**Available records**
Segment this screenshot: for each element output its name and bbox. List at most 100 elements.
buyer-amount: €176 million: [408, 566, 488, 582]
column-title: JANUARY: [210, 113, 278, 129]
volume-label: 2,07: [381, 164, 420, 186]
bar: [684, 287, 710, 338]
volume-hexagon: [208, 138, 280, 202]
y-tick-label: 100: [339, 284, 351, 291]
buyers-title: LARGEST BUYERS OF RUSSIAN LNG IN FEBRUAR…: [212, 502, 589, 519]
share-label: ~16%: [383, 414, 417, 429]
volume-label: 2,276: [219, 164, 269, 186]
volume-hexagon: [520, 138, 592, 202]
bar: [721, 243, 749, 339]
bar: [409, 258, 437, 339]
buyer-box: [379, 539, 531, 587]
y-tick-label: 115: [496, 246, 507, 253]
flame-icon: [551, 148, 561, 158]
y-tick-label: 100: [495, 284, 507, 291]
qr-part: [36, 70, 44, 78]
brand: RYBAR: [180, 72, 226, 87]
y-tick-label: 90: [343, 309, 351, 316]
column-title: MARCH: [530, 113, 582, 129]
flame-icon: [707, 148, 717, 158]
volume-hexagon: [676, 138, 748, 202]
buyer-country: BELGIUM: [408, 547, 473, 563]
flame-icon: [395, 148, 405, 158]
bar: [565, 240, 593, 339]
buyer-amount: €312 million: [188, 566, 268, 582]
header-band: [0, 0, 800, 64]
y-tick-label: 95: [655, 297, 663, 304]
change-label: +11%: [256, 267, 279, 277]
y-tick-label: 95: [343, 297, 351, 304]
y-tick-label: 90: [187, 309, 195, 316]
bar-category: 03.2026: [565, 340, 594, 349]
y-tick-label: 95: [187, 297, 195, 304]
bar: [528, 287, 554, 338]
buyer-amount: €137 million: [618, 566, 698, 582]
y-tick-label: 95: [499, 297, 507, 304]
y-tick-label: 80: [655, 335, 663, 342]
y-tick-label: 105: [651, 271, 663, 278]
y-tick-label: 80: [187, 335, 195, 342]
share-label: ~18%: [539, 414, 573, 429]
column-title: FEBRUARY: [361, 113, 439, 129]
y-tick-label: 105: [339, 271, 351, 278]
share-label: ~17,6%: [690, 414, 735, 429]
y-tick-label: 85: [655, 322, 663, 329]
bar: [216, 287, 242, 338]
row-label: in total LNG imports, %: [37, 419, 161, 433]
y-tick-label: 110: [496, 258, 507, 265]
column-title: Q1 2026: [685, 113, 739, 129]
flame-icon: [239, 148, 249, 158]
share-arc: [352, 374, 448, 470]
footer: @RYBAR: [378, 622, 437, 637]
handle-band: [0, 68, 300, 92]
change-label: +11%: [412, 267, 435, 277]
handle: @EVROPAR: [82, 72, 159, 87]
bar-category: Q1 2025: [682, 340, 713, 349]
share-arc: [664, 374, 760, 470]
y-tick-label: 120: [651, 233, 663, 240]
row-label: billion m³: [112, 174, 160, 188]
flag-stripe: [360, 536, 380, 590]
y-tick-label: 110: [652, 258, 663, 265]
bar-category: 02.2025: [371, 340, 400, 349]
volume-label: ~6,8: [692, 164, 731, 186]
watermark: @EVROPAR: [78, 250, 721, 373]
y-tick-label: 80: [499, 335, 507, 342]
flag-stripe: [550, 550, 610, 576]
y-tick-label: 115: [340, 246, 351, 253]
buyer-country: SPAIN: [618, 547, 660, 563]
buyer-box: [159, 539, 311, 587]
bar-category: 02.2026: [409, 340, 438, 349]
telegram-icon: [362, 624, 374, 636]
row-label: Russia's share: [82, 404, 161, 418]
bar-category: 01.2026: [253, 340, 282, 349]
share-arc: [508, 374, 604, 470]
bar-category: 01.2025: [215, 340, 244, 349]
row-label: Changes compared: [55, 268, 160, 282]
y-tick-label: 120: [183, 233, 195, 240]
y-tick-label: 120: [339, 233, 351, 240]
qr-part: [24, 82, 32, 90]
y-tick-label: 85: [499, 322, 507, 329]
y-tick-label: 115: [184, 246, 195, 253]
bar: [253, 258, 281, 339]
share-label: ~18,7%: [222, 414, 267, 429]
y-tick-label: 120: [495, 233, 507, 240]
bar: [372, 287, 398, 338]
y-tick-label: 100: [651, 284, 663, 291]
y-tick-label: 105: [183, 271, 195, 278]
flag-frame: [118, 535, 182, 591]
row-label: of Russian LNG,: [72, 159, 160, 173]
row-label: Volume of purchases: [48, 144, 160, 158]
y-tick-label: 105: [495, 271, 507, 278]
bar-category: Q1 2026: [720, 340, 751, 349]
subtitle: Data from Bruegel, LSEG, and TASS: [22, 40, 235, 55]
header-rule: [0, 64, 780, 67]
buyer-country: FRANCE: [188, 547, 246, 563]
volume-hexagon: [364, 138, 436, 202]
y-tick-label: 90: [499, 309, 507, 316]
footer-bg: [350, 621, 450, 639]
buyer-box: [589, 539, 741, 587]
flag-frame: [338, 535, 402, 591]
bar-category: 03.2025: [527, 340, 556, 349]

**Objective**
Swap every "volume-hexagon" in the records above for "volume-badge" and write the lines out again with everything else left as it is.

**Reply**
Segment this screenshot: for each element output its name and bbox. List at most 100 elements.
buyer-amount: €176 million: [408, 566, 488, 582]
column-title: JANUARY: [210, 113, 278, 129]
volume-label: 2,07: [381, 164, 420, 186]
bar: [684, 287, 710, 338]
volume-badge: [208, 138, 280, 202]
y-tick-label: 100: [339, 284, 351, 291]
buyers-title: LARGEST BUYERS OF RUSSIAN LNG IN FEBRUAR…: [212, 502, 589, 519]
share-label: ~16%: [383, 414, 417, 429]
volume-label: 2,276: [219, 164, 269, 186]
volume-badge: [520, 138, 592, 202]
bar: [721, 243, 749, 339]
bar: [409, 258, 437, 339]
buyer-box: [379, 539, 531, 587]
y-tick-label: 115: [496, 246, 507, 253]
flame-icon: [551, 148, 561, 158]
y-tick-label: 100: [495, 284, 507, 291]
qr-part: [36, 70, 44, 78]
brand: RYBAR: [180, 72, 226, 87]
y-tick-label: 90: [343, 309, 351, 316]
column-title: MARCH: [530, 113, 582, 129]
flame-icon: [707, 148, 717, 158]
volume-badge: [676, 138, 748, 202]
buyer-country: BELGIUM: [408, 547, 473, 563]
flame-icon: [395, 148, 405, 158]
bar: [565, 240, 593, 339]
buyer-amount: €312 million: [188, 566, 268, 582]
header-band: [0, 0, 800, 64]
y-tick-label: 95: [655, 297, 663, 304]
change-label: +11%: [256, 267, 279, 277]
y-tick-label: 95: [343, 297, 351, 304]
y-tick-label: 90: [187, 309, 195, 316]
bar-category: 03.2026: [565, 340, 594, 349]
y-tick-label: 95: [187, 297, 195, 304]
bar: [528, 287, 554, 338]
buyer-amount: €137 million: [618, 566, 698, 582]
y-tick-label: 95: [499, 297, 507, 304]
y-tick-label: 80: [655, 335, 663, 342]
y-tick-label: 105: [651, 271, 663, 278]
y-tick-label: 80: [187, 335, 195, 342]
share-label: ~18%: [539, 414, 573, 429]
column-title: FEBRUARY: [361, 113, 439, 129]
y-tick-label: 105: [339, 271, 351, 278]
share-label: ~17,6%: [690, 414, 735, 429]
y-tick-label: 85: [655, 322, 663, 329]
bar: [216, 287, 242, 338]
row-label: in total LNG imports, %: [37, 419, 161, 433]
y-tick-label: 110: [496, 258, 507, 265]
column-title: Q1 2026: [685, 113, 739, 129]
flame-icon: [239, 148, 249, 158]
share-arc: [352, 374, 448, 470]
footer: @RYBAR: [378, 622, 437, 637]
handle-band: [0, 68, 300, 92]
change-label: +11%: [412, 267, 435, 277]
handle: @EVROPAR: [82, 72, 159, 87]
bar-category: Q1 2025: [682, 340, 713, 349]
share-arc: [664, 374, 760, 470]
y-tick-label: 120: [651, 233, 663, 240]
row-label: billion m³: [112, 174, 160, 188]
flag-stripe: [360, 536, 380, 590]
y-tick-label: 110: [652, 258, 663, 265]
bar-category: 02.2025: [371, 340, 400, 349]
volume-label: ~6,8: [692, 164, 731, 186]
watermark: @EVROPAR: [78, 250, 721, 373]
y-tick-label: 80: [499, 335, 507, 342]
flag-stripe: [550, 550, 610, 576]
y-tick-label: 115: [340, 246, 351, 253]
buyer-country: SPAIN: [618, 547, 660, 563]
buyer-box: [159, 539, 311, 587]
bar-category: 02.2026: [409, 340, 438, 349]
telegram-icon: [362, 624, 374, 636]
row-label: Russia's share: [82, 404, 161, 418]
bar-category: 01.2026: [253, 340, 282, 349]
share-arc: [508, 374, 604, 470]
bar-category: 01.2025: [215, 340, 244, 349]
row-label: Changes compared: [55, 268, 160, 282]
y-tick-label: 120: [183, 233, 195, 240]
y-tick-label: 120: [339, 233, 351, 240]
qr-part: [24, 82, 32, 90]
y-tick-label: 85: [499, 322, 507, 329]
y-tick-label: 115: [184, 246, 195, 253]
bar: [253, 258, 281, 339]
share-label: ~18,7%: [222, 414, 267, 429]
y-tick-label: 120: [495, 233, 507, 240]
bar: [372, 287, 398, 338]
y-tick-label: 100: [651, 284, 663, 291]
y-tick-label: 105: [183, 271, 195, 278]
flag-frame: [118, 535, 182, 591]
row-label: of Russian LNG,: [72, 159, 160, 173]
row-label: Volume of purchases: [48, 144, 160, 158]
y-tick-label: 105: [495, 271, 507, 278]
bar-category: Q1 2026: [720, 340, 751, 349]
subtitle: Data from Bruegel, LSEG, and TASS: [22, 40, 235, 55]
header-rule: [0, 64, 780, 67]
buyer-country: FRANCE: [188, 547, 246, 563]
volume-badge: [364, 138, 436, 202]
y-tick-label: 90: [499, 309, 507, 316]
footer-bg: [350, 621, 450, 639]
buyer-box: [589, 539, 741, 587]
flag-frame: [338, 535, 402, 591]
bar-category: 03.2025: [527, 340, 556, 349]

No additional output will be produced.